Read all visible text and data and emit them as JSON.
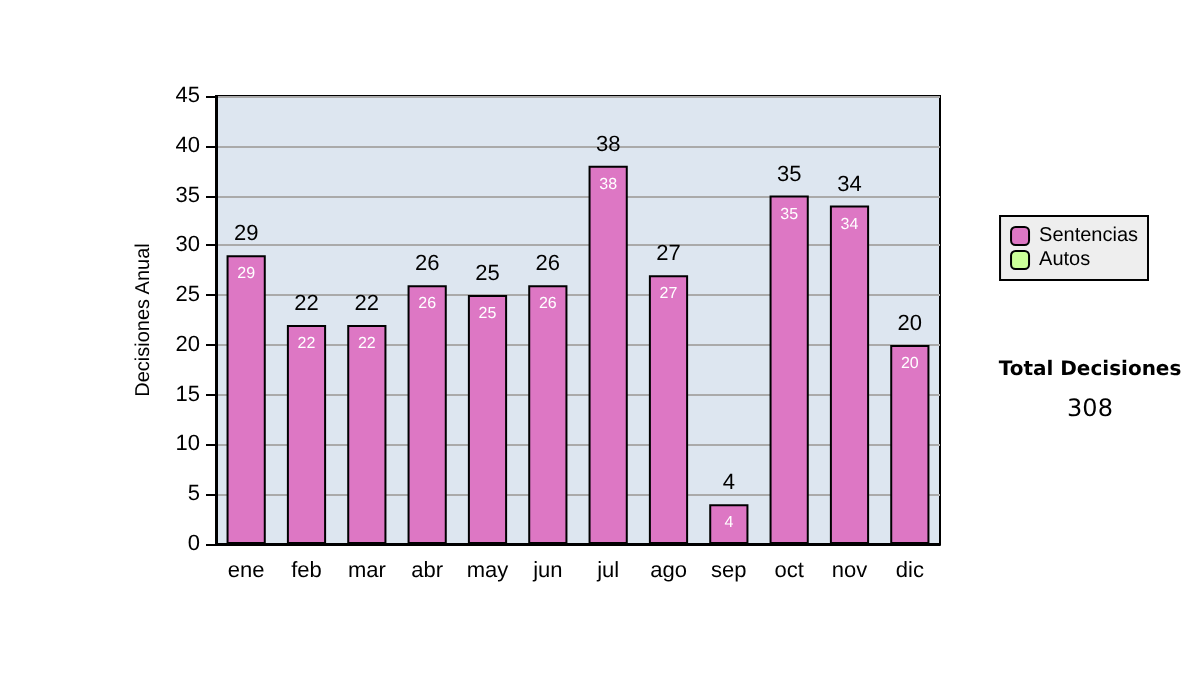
{
  "chart_data": {
    "type": "bar",
    "ylabel": "Decisiones Anual",
    "categories": [
      "ene",
      "feb",
      "mar",
      "abr",
      "may",
      "jun",
      "jul",
      "ago",
      "sep",
      "oct",
      "nov",
      "dic"
    ],
    "series": [
      {
        "name": "Sentencias",
        "color": "#dd77c4",
        "values": [
          29,
          22,
          22,
          26,
          25,
          26,
          38,
          27,
          4,
          35,
          34,
          20
        ],
        "value_labels": [
          "29",
          "22",
          "22",
          "26",
          "25",
          "26",
          "38",
          "27",
          "4",
          "35",
          "34",
          "20"
        ]
      },
      {
        "name": "Autos",
        "color": "#ccff99",
        "values": [
          0,
          0,
          0,
          0,
          0,
          0,
          0,
          0,
          0,
          0,
          0,
          0
        ]
      }
    ],
    "stacked": true,
    "totals": [
      "29",
      "22",
      "22",
      "26",
      "25",
      "26",
      "38",
      "27",
      "4",
      "35",
      "34",
      "20"
    ],
    "ylim": [
      0,
      45
    ],
    "yticks": [
      0,
      5,
      10,
      15,
      20,
      25,
      30,
      35,
      40,
      45
    ],
    "grid": "y",
    "legend": "right",
    "annotations": [
      "Total Decisiones",
      "308"
    ]
  }
}
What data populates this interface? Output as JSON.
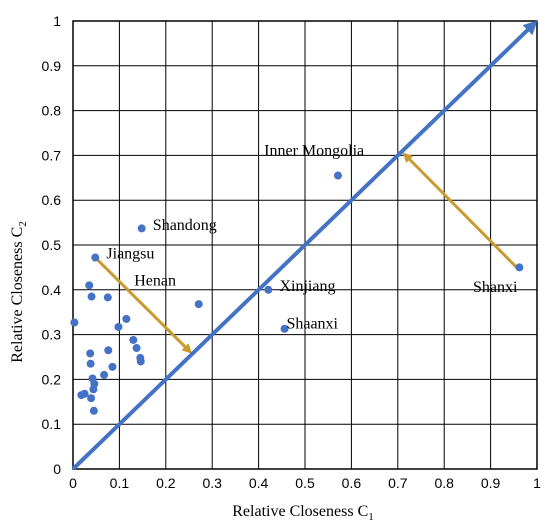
{
  "chart_data": {
    "type": "scatter",
    "title": "",
    "xlabel": "Relative Closeness C",
    "xlabel_sub": "1",
    "ylabel": "Relative Closeness C",
    "ylabel_sub": "2",
    "xlim": [
      0,
      1
    ],
    "ylim": [
      0,
      1
    ],
    "xticks": [
      "0",
      "0.1",
      "0.2",
      "0.3",
      "0.4",
      "0.5",
      "0.6",
      "0.7",
      "0.8",
      "0.9",
      "1"
    ],
    "yticks": [
      "0",
      "0.1",
      "0.2",
      "0.3",
      "0.4",
      "0.5",
      "0.6",
      "0.7",
      "0.8",
      "0.9",
      "1"
    ],
    "grid": true,
    "point_color": "#4472C4",
    "diagonal_color": "#4472C4",
    "arrow_color": "#C99A2E",
    "points": [
      {
        "x": 0.003,
        "y": 0.327
      },
      {
        "x": 0.018,
        "y": 0.165
      },
      {
        "x": 0.025,
        "y": 0.168
      },
      {
        "x": 0.035,
        "y": 0.41
      },
      {
        "x": 0.037,
        "y": 0.258
      },
      {
        "x": 0.038,
        "y": 0.235
      },
      {
        "x": 0.039,
        "y": 0.158
      },
      {
        "x": 0.04,
        "y": 0.385
      },
      {
        "x": 0.042,
        "y": 0.202
      },
      {
        "x": 0.044,
        "y": 0.178
      },
      {
        "x": 0.046,
        "y": 0.19
      },
      {
        "x": 0.045,
        "y": 0.13
      },
      {
        "x": 0.048,
        "y": 0.472
      },
      {
        "x": 0.067,
        "y": 0.21
      },
      {
        "x": 0.075,
        "y": 0.383
      },
      {
        "x": 0.076,
        "y": 0.265
      },
      {
        "x": 0.085,
        "y": 0.228
      },
      {
        "x": 0.098,
        "y": 0.317
      },
      {
        "x": 0.115,
        "y": 0.335
      },
      {
        "x": 0.13,
        "y": 0.288
      },
      {
        "x": 0.137,
        "y": 0.27
      },
      {
        "x": 0.145,
        "y": 0.248
      },
      {
        "x": 0.146,
        "y": 0.24
      },
      {
        "x": 0.148,
        "y": 0.537
      },
      {
        "x": 0.271,
        "y": 0.368
      },
      {
        "x": 0.421,
        "y": 0.4
      },
      {
        "x": 0.456,
        "y": 0.313
      },
      {
        "x": 0.571,
        "y": 0.655
      },
      {
        "x": 0.962,
        "y": 0.45
      }
    ],
    "annotations": [
      {
        "text": "Inner Mongolia",
        "x": 0.412,
        "y": 0.7
      },
      {
        "text": "Shandong",
        "x": 0.172,
        "y": 0.534
      },
      {
        "text": "Jiangsu",
        "x": 0.072,
        "y": 0.47
      },
      {
        "text": "Henan",
        "x": 0.132,
        "y": 0.41
      },
      {
        "text": "Xinjiang",
        "x": 0.445,
        "y": 0.397
      },
      {
        "text": "Shaanxi",
        "x": 0.46,
        "y": 0.314
      },
      {
        "text": "Shanxi",
        "x": 0.862,
        "y": 0.395
      }
    ],
    "arrows": [
      {
        "from": [
          0.048,
          0.472
        ],
        "to": [
          0.252,
          0.262
        ],
        "color": "#C99A2E"
      },
      {
        "from": [
          0.958,
          0.448
        ],
        "to": [
          0.715,
          0.702
        ],
        "color": "#C99A2E"
      },
      {
        "from": [
          0.0,
          0.0
        ],
        "to": [
          0.995,
          0.995
        ],
        "color": "#4472C4"
      }
    ]
  }
}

=====

### What you have to do
Return all of the entries exactly as written, but drop any pictures they hold.

### Solution for this problem
Read all visible text and data and emit them as JSON.
{
  "chart_data": {
    "type": "bar",
    "ylabel": "Decisiones Anual",
    "categories": [
      "ene",
      "feb",
      "mar",
      "abr",
      "may",
      "jun",
      "jul",
      "ago",
      "sep",
      "oct",
      "nov",
      "dic"
    ],
    "series": [
      {
        "name": "Sentencias",
        "color": "#dd77c4",
        "values": [
          29,
          22,
          22,
          26,
          25,
          26,
          38,
          27,
          4,
          35,
          34,
          20
        ],
        "value_labels": [
          "29",
          "22",
          "22",
          "26",
          "25",
          "26",
          "38",
          "27",
          "4",
          "35",
          "34",
          "20"
        ]
      },
      {
        "name": "Autos",
        "color": "#ccff99",
        "values": [
          0,
          0,
          0,
          0,
          0,
          0,
          0,
          0,
          0,
          0,
          0,
          0
        ]
      }
    ],
    "stacked": true,
    "totals": [
      "29",
      "22",
      "22",
      "26",
      "25",
      "26",
      "38",
      "27",
      "4",
      "35",
      "34",
      "20"
    ],
    "ylim": [
      0,
      45
    ],
    "yticks": [
      0,
      5,
      10,
      15,
      20,
      25,
      30,
      35,
      40,
      45
    ],
    "grid": "y",
    "legend": "right",
    "annotations": [
      "Total Decisiones",
      "308"
    ]
  }
}
What data populates this interface? Output as JSON.
{
  "chart_data": {
    "type": "scatter",
    "title": "",
    "xlabel": "Relative Closeness C",
    "xlabel_sub": "1",
    "ylabel": "Relative Closeness C",
    "ylabel_sub": "2",
    "xlim": [
      0,
      1
    ],
    "ylim": [
      0,
      1
    ],
    "xticks": [
      "0",
      "0.1",
      "0.2",
      "0.3",
      "0.4",
      "0.5",
      "0.6",
      "0.7",
      "0.8",
      "0.9",
      "1"
    ],
    "yticks": [
      "0",
      "0.1",
      "0.2",
      "0.3",
      "0.4",
      "0.5",
      "0.6",
      "0.7",
      "0.8",
      "0.9",
      "1"
    ],
    "grid": true,
    "point_color": "#4472C4",
    "diagonal_color": "#4472C4",
    "arrow_color": "#C99A2E",
    "points": [
      {
        "x": 0.003,
        "y": 0.327
      },
      {
        "x": 0.018,
        "y": 0.165
      },
      {
        "x": 0.025,
        "y": 0.168
      },
      {
        "x": 0.035,
        "y": 0.41
      },
      {
        "x": 0.037,
        "y": 0.258
      },
      {
        "x": 0.038,
        "y": 0.235
      },
      {
        "x": 0.039,
        "y": 0.158
      },
      {
        "x": 0.04,
        "y": 0.385
      },
      {
        "x": 0.042,
        "y": 0.202
      },
      {
        "x": 0.044,
        "y": 0.178
      },
      {
        "x": 0.046,
        "y": 0.19
      },
      {
        "x": 0.045,
        "y": 0.13
      },
      {
        "x": 0.048,
        "y": 0.472
      },
      {
        "x": 0.067,
        "y": 0.21
      },
      {
        "x": 0.075,
        "y": 0.383
      },
      {
        "x": 0.076,
        "y": 0.265
      },
      {
        "x": 0.085,
        "y": 0.228
      },
      {
        "x": 0.098,
        "y": 0.317
      },
      {
        "x": 0.115,
        "y": 0.335
      },
      {
        "x": 0.13,
        "y": 0.288
      },
      {
        "x": 0.137,
        "y": 0.27
      },
      {
        "x": 0.145,
        "y": 0.248
      },
      {
        "x": 0.146,
        "y": 0.24
      },
      {
        "x": 0.148,
        "y": 0.537
      },
      {
        "x": 0.271,
        "y": 0.368
      },
      {
        "x": 0.421,
        "y": 0.4
      },
      {
        "x": 0.456,
        "y": 0.313
      },
      {
        "x": 0.571,
        "y": 0.655
      },
      {
        "x": 0.962,
        "y": 0.45
      }
    ],
    "annotations": [
      {
        "text": "Inner Mongolia",
        "x": 0.412,
        "y": 0.7
      },
      {
        "text": "Shandong",
        "x": 0.172,
        "y": 0.534
      },
      {
        "text": "Jiangsu",
        "x": 0.072,
        "y": 0.47
      },
      {
        "text": "Henan",
        "x": 0.132,
        "y": 0.41
      },
      {
        "text": "Xinjiang",
        "x": 0.445,
        "y": 0.397
      },
      {
        "text": "Shaanxi",
        "x": 0.46,
        "y": 0.314
      },
      {
        "text": "Shanxi",
        "x": 0.862,
        "y": 0.395
      }
    ],
    "arrows": [
      {
        "from": [
          0.048,
          0.472
        ],
        "to": [
          0.252,
          0.262
        ],
        "color": "#C99A2E"
      },
      {
        "from": [
          0.958,
          0.448
        ],
        "to": [
          0.715,
          0.702
        ],
        "color": "#C99A2E"
      },
      {
        "from": [
          0.0,
          0.0
        ],
        "to": [
          0.995,
          0.995
        ],
        "color": "#4472C4"
      }
    ]
  }
}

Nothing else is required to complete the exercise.